> _WHAT TO DO_:
Pictures do not belong in your copy. Repeat all the other data exactly.
-- DATA FOR THIS EXERCISE start --
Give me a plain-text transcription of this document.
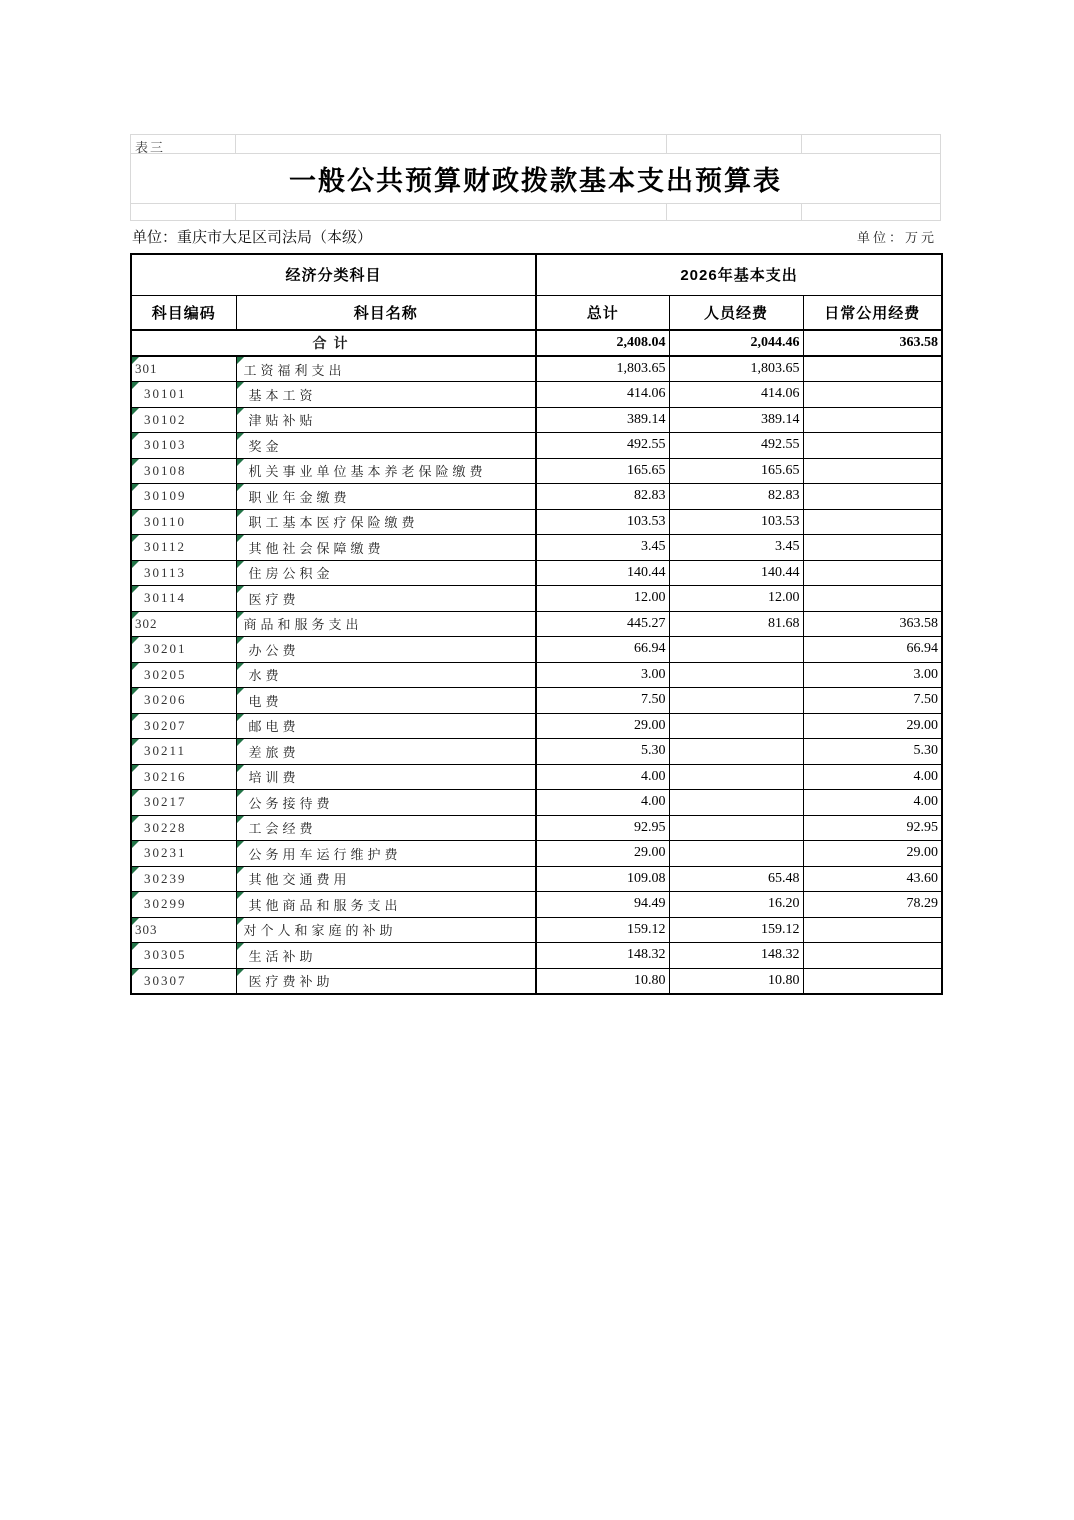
表三
一般公共预算财政拨款基本支出预算表
单位：重庆市大足区司法局（本级）	单位：万元
经济分类科目		2026年基本支出		
科目编码	科目名称	总计	人员经费	日常公用经费
合计		2,408.04	2,044.46	363.58

301	工资福利支出	1,803.65	1,803.65	

30101	基本工资	414.06	414.06	

30102	津贴补贴	389.14	389.14	

30103	奖金	492.55	492.55	

30108	机关事业单位基本养老保险缴费	165.65	165.65	

30109	职业年金缴费	82.83	82.83	

30110	职工基本医疗保险缴费	103.53	103.53	

30112	其他社会保障缴费	3.45	3.45	

30113	住房公积金	140.44	140.44	

30114	医疗费	12.00	12.00	

302	商品和服务支出	445.27	81.68	363.58

30201	办公费	66.94		66.94

30205	水费	3.00		3.00

30206	电费	7.50		7.50

30207	邮电费	29.00		29.00

30211	差旅费	5.30		5.30

30216	培训费	4.00		4.00

30217	公务接待费	4.00		4.00

30228	工会经费	92.95		92.95

30231	公务用车运行维护费	29.00		29.00

30239	其他交通费用	109.08	65.48	43.60

30299	其他商品和服务支出	94.49	16.20	78.29

303	对个人和家庭的补助	159.12	159.12	

30305	生活补助	148.32	148.32	

30307	医疗费补助	10.80	10.80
-- DATA FOR THIS EXERCISE end --
> _WRITTEN SOLUTION_:
Give me a plain-text transcription of this document.
表三
一般公共预算财政拨款基本支出预算表
单位：重庆市大足区司法局（本级）	单位：万元
经济分类科目		2026年基本支出		
科目编码	科目名称	总计	人员经费	日常公用经费
合计		2,408.04	2,044.46	363.58

301	工资福利支出	1,803.65	1,803.65	

30101	基本工资	414.06	414.06	

30102	津贴补贴	389.14	389.14	

30103	奖金	492.55	492.55	

30108	机关事业单位基本养老保险缴费	165.65	165.65	

30109	职业年金缴费	82.83	82.83	

30110	职工基本医疗保险缴费	103.53	103.53	

30112	其他社会保障缴费	3.45	3.45	

30113	住房公积金	140.44	140.44	

30114	医疗费	12.00	12.00	

302	商品和服务支出	445.27	81.68	363.58

30201	办公费	66.94		66.94

30205	水费	3.00		3.00

30206	电费	7.50		7.50

30207	邮电费	29.00		29.00

30211	差旅费	5.30		5.30

30216	培训费	4.00		4.00

30217	公务接待费	4.00		4.00

30228	工会经费	92.95		92.95

30231	公务用车运行维护费	29.00		29.00

30239	其他交通费用	109.08	65.48	43.60

30299	其他商品和服务支出	94.49	16.20	78.29

303	对个人和家庭的补助	159.12	159.12	

30305	生活补助	148.32	148.32	

30307	医疗费补助	10.80	10.80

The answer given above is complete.